Every record below is to be retyped exactly.

_____

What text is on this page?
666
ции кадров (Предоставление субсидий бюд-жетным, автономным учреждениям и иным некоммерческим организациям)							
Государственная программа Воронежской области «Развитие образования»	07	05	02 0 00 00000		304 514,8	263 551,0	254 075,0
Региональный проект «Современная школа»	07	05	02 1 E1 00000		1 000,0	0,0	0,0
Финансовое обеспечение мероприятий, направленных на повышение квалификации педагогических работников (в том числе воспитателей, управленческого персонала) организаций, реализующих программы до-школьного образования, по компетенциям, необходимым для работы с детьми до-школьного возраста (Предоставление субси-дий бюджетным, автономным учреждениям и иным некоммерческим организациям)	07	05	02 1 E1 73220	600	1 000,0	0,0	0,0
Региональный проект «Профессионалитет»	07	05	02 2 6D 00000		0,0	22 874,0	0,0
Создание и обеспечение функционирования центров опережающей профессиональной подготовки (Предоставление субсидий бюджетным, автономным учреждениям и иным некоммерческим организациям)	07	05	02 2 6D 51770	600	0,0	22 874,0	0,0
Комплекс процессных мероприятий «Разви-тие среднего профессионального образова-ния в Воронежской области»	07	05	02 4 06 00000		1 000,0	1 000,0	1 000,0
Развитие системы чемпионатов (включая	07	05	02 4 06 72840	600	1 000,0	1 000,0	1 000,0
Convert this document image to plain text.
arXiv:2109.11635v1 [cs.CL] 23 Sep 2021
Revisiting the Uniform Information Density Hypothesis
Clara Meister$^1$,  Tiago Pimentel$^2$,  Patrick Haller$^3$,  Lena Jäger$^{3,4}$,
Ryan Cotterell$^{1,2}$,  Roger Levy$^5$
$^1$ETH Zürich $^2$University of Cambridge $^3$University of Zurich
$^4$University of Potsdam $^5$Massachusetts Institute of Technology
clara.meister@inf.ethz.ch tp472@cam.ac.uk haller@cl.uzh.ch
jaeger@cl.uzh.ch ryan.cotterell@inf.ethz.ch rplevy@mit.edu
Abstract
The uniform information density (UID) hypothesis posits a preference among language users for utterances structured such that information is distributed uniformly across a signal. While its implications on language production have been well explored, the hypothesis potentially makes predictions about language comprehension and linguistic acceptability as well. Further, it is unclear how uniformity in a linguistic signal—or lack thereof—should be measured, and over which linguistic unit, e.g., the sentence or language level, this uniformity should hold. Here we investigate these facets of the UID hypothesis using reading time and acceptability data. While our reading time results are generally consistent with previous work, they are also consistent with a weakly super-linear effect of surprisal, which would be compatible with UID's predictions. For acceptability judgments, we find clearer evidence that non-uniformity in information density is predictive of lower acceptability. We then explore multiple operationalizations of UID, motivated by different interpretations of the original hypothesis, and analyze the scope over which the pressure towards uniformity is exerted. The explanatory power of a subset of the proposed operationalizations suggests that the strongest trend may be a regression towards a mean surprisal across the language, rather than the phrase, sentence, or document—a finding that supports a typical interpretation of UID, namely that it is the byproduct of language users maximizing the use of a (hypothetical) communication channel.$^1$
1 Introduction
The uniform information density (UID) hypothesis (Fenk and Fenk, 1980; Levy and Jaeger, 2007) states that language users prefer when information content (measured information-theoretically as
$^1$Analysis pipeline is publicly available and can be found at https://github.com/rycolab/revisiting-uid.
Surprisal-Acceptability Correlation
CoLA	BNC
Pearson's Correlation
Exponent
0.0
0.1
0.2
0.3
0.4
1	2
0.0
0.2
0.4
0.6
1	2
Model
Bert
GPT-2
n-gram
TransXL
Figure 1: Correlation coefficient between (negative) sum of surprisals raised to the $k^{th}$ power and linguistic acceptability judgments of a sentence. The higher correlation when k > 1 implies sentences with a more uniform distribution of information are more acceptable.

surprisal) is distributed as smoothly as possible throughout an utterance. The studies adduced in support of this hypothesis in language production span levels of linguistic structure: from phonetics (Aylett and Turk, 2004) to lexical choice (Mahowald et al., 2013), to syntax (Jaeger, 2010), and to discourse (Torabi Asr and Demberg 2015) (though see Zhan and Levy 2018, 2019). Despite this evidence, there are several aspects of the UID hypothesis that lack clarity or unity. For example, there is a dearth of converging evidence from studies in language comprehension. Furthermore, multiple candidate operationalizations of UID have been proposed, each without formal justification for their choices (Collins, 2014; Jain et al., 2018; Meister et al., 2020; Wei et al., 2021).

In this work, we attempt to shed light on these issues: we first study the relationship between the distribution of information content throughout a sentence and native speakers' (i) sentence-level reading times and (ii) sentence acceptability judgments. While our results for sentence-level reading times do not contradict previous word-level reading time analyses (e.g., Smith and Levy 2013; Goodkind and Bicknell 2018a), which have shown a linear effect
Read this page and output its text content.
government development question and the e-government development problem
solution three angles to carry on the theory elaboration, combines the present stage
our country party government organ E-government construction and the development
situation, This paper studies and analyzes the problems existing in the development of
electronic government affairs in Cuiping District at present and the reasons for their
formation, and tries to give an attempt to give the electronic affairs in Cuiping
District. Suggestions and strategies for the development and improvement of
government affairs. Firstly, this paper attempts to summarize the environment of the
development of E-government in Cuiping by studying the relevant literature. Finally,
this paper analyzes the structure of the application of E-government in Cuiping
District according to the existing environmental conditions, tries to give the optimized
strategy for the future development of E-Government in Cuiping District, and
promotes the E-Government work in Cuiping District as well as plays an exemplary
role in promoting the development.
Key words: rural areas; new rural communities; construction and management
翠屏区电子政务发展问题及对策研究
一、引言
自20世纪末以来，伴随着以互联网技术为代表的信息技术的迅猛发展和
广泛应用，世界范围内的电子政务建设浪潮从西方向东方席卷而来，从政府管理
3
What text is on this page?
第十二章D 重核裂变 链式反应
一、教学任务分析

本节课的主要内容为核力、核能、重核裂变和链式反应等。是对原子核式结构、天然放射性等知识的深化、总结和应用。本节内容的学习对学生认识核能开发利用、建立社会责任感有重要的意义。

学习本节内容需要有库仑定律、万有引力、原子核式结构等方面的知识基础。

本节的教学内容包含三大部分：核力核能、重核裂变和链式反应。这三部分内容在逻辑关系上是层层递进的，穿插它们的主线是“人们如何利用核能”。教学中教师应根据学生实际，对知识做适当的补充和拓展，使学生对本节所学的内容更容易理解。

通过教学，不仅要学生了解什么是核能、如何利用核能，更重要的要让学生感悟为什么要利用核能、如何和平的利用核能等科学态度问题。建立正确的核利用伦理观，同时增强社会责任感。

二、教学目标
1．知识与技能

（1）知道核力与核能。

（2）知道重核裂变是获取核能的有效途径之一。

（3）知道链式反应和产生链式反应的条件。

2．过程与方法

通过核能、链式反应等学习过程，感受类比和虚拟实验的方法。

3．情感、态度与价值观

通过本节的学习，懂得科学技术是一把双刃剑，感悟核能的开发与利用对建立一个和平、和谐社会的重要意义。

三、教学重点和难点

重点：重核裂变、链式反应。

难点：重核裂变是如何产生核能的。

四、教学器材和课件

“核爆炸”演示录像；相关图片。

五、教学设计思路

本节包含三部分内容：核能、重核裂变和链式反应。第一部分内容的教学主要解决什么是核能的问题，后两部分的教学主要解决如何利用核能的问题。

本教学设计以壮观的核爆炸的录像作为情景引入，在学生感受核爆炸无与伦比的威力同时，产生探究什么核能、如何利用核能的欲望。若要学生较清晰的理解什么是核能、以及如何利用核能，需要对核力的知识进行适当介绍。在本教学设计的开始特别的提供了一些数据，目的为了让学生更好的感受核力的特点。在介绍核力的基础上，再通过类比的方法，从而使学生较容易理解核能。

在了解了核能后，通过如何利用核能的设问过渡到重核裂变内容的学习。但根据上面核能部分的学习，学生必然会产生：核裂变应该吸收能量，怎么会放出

_____

**TASK RESPONSE**
What text is on this page?
666
ции кадров (Предоставление субсидий бюд-жетным, автономным учреждениям и иным некоммерческим организациям)							
Государственная программа Воронежской области «Развитие образования»	07	05	02 0 00 00000		304 514,8	263 551,0	254 075,0
Региональный проект «Современная школа»	07	05	02 1 E1 00000		1 000,0	0,0	0,0
Финансовое обеспечение мероприятий, направленных на повышение квалификации педагогических работников (в том числе воспитателей, управленческого персонала) организаций, реализующих программы до-школьного образования, по компетенциям, необходимым для работы с детьми до-школьного возраста (Предоставление субси-дий бюджетным, автономным учреждениям и иным некоммерческим организациям)	07	05	02 1 E1 73220	600	1 000,0	0,0	0,0
Региональный проект «Профессионалитет»	07	05	02 2 6D 00000		0,0	22 874,0	0,0
Создание и обеспечение функционирования центров опережающей профессиональной подготовки (Предоставление субсидий бюджетным, автономным учреждениям и иным некоммерческим организациям)	07	05	02 2 6D 51770	600	0,0	22 874,0	0,0
Комплекс процессных мероприятий «Разви-тие среднего профессионального образова-ния в Воронежской области»	07	05	02 4 06 00000		1 000,0	1 000,0	1 000,0
Развитие системы чемпионатов (включая	07	05	02 4 06 72840	600	1 000,0	1 000,0	1 000,0
Convert this document image to plain text.
arXiv:2109.11635v1 [cs.CL] 23 Sep 2021
Revisiting the Uniform Information Density Hypothesis
Clara Meister$^1$,  Tiago Pimentel$^2$,  Patrick Haller$^3$,  Lena Jäger$^{3,4}$,
Ryan Cotterell$^{1,2}$,  Roger Levy$^5$
$^1$ETH Zürich $^2$University of Cambridge $^3$University of Zurich
$^4$University of Potsdam $^5$Massachusetts Institute of Technology
clara.meister@inf.ethz.ch tp472@cam.ac.uk haller@cl.uzh.ch
jaeger@cl.uzh.ch ryan.cotterell@inf.ethz.ch rplevy@mit.edu
Abstract
The uniform information density (UID) hypothesis posits a preference among language users for utterances structured such that information is distributed uniformly across a signal. While its implications on language production have been well explored, the hypothesis potentially makes predictions about language comprehension and linguistic acceptability as well. Further, it is unclear how uniformity in a linguistic signal—or lack thereof—should be measured, and over which linguistic unit, e.g., the sentence or language level, this uniformity should hold. Here we investigate these facets of the UID hypothesis using reading time and acceptability data. While our reading time results are generally consistent with previous work, they are also consistent with a weakly super-linear effect of surprisal, which would be compatible with UID's predictions. For acceptability judgments, we find clearer evidence that non-uniformity in information density is predictive of lower acceptability. We then explore multiple operationalizations of UID, motivated by different interpretations of the original hypothesis, and analyze the scope over which the pressure towards uniformity is exerted. The explanatory power of a subset of the proposed operationalizations suggests that the strongest trend may be a regression towards a mean surprisal across the language, rather than the phrase, sentence, or document—a finding that supports a typical interpretation of UID, namely that it is the byproduct of language users maximizing the use of a (hypothetical) communication channel.$^1$
1 Introduction
The uniform information density (UID) hypothesis (Fenk and Fenk, 1980; Levy and Jaeger, 2007) states that language users prefer when information content (measured information-theoretically as
$^1$Analysis pipeline is publicly available and can be found at https://github.com/rycolab/revisiting-uid.
Surprisal-Acceptability Correlation
CoLA	BNC
Pearson's Correlation
Exponent
0.0
0.1
0.2
0.3
0.4
1	2
0.0
0.2
0.4
0.6
1	2
Model
Bert
GPT-2
n-gram
TransXL
Figure 1: Correlation coefficient between (negative) sum of surprisals raised to the $k^{th}$ power and linguistic acceptability judgments of a sentence. The higher correlation when k > 1 implies sentences with a more uniform distribution of information are more acceptable.

surprisal) is distributed as smoothly as possible throughout an utterance. The studies adduced in support of this hypothesis in language production span levels of linguistic structure: from phonetics (Aylett and Turk, 2004) to lexical choice (Mahowald et al., 2013), to syntax (Jaeger, 2010), and to discourse (Torabi Asr and Demberg 2015) (though see Zhan and Levy 2018, 2019). Despite this evidence, there are several aspects of the UID hypothesis that lack clarity or unity. For example, there is a dearth of converging evidence from studies in language comprehension. Furthermore, multiple candidate operationalizations of UID have been proposed, each without formal justification for their choices (Collins, 2014; Jain et al., 2018; Meister et al., 2020; Wei et al., 2021).

In this work, we attempt to shed light on these issues: we first study the relationship between the distribution of information content throughout a sentence and native speakers' (i) sentence-level reading times and (ii) sentence acceptability judgments. While our results for sentence-level reading times do not contradict previous word-level reading time analyses (e.g., Smith and Levy 2013; Goodkind and Bicknell 2018a), which have shown a linear effect
Read this page and output its text content.
government development question and the e-government development problem
solution three angles to carry on the theory elaboration, combines the present stage
our country party government organ E-government construction and the development
situation, This paper studies and analyzes the problems existing in the development of
electronic government affairs in Cuiping District at present and the reasons for their
formation, and tries to give an attempt to give the electronic affairs in Cuiping
District. Suggestions and strategies for the development and improvement of
government affairs. Firstly, this paper attempts to summarize the environment of the
development of E-government in Cuiping by studying the relevant literature. Finally,
this paper analyzes the structure of the application of E-government in Cuiping
District according to the existing environmental conditions, tries to give the optimized
strategy for the future development of E-Government in Cuiping District, and
promotes the E-Government work in Cuiping District as well as plays an exemplary
role in promoting the development.
Key words: rural areas; new rural communities; construction and management
翠屏区电子政务发展问题及对策研究
一、引言
自20世纪末以来，伴随着以互联网技术为代表的信息技术的迅猛发展和
广泛应用，世界范围内的电子政务建设浪潮从西方向东方席卷而来，从政府管理
3
What text is on this page?
第十二章D 重核裂变 链式反应
一、教学任务分析

本节课的主要内容为核力、核能、重核裂变和链式反应等。是对原子核式结构、天然放射性等知识的深化、总结和应用。本节内容的学习对学生认识核能开发利用、建立社会责任感有重要的意义。

学习本节内容需要有库仑定律、万有引力、原子核式结构等方面的知识基础。

本节的教学内容包含三大部分：核力核能、重核裂变和链式反应。这三部分内容在逻辑关系上是层层递进的，穿插它们的主线是“人们如何利用核能”。教学中教师应根据学生实际，对知识做适当的补充和拓展，使学生对本节所学的内容更容易理解。

通过教学，不仅要学生了解什么是核能、如何利用核能，更重要的要让学生感悟为什么要利用核能、如何和平的利用核能等科学态度问题。建立正确的核利用伦理观，同时增强社会责任感。

二、教学目标
1．知识与技能

（1）知道核力与核能。

（2）知道重核裂变是获取核能的有效途径之一。

（3）知道链式反应和产生链式反应的条件。

2．过程与方法

通过核能、链式反应等学习过程，感受类比和虚拟实验的方法。

3．情感、态度与价值观

通过本节的学习，懂得科学技术是一把双刃剑，感悟核能的开发与利用对建立一个和平、和谐社会的重要意义。

三、教学重点和难点

重点：重核裂变、链式反应。

难点：重核裂变是如何产生核能的。

四、教学器材和课件

“核爆炸”演示录像；相关图片。

五、教学设计思路

本节包含三部分内容：核能、重核裂变和链式反应。第一部分内容的教学主要解决什么是核能的问题，后两部分的教学主要解决如何利用核能的问题。

本教学设计以壮观的核爆炸的录像作为情景引入，在学生感受核爆炸无与伦比的威力同时，产生探究什么核能、如何利用核能的欲望。若要学生较清晰的理解什么是核能、以及如何利用核能，需要对核力的知识进行适当介绍。在本教学设计的开始特别的提供了一些数据，目的为了让学生更好的感受核力的特点。在介绍核力的基础上，再通过类比的方法，从而使学生较容易理解核能。

在了解了核能后，通过如何利用核能的设问过渡到重核裂变内容的学习。但根据上面核能部分的学习，学生必然会产生：核裂变应该吸收能量，怎么会放出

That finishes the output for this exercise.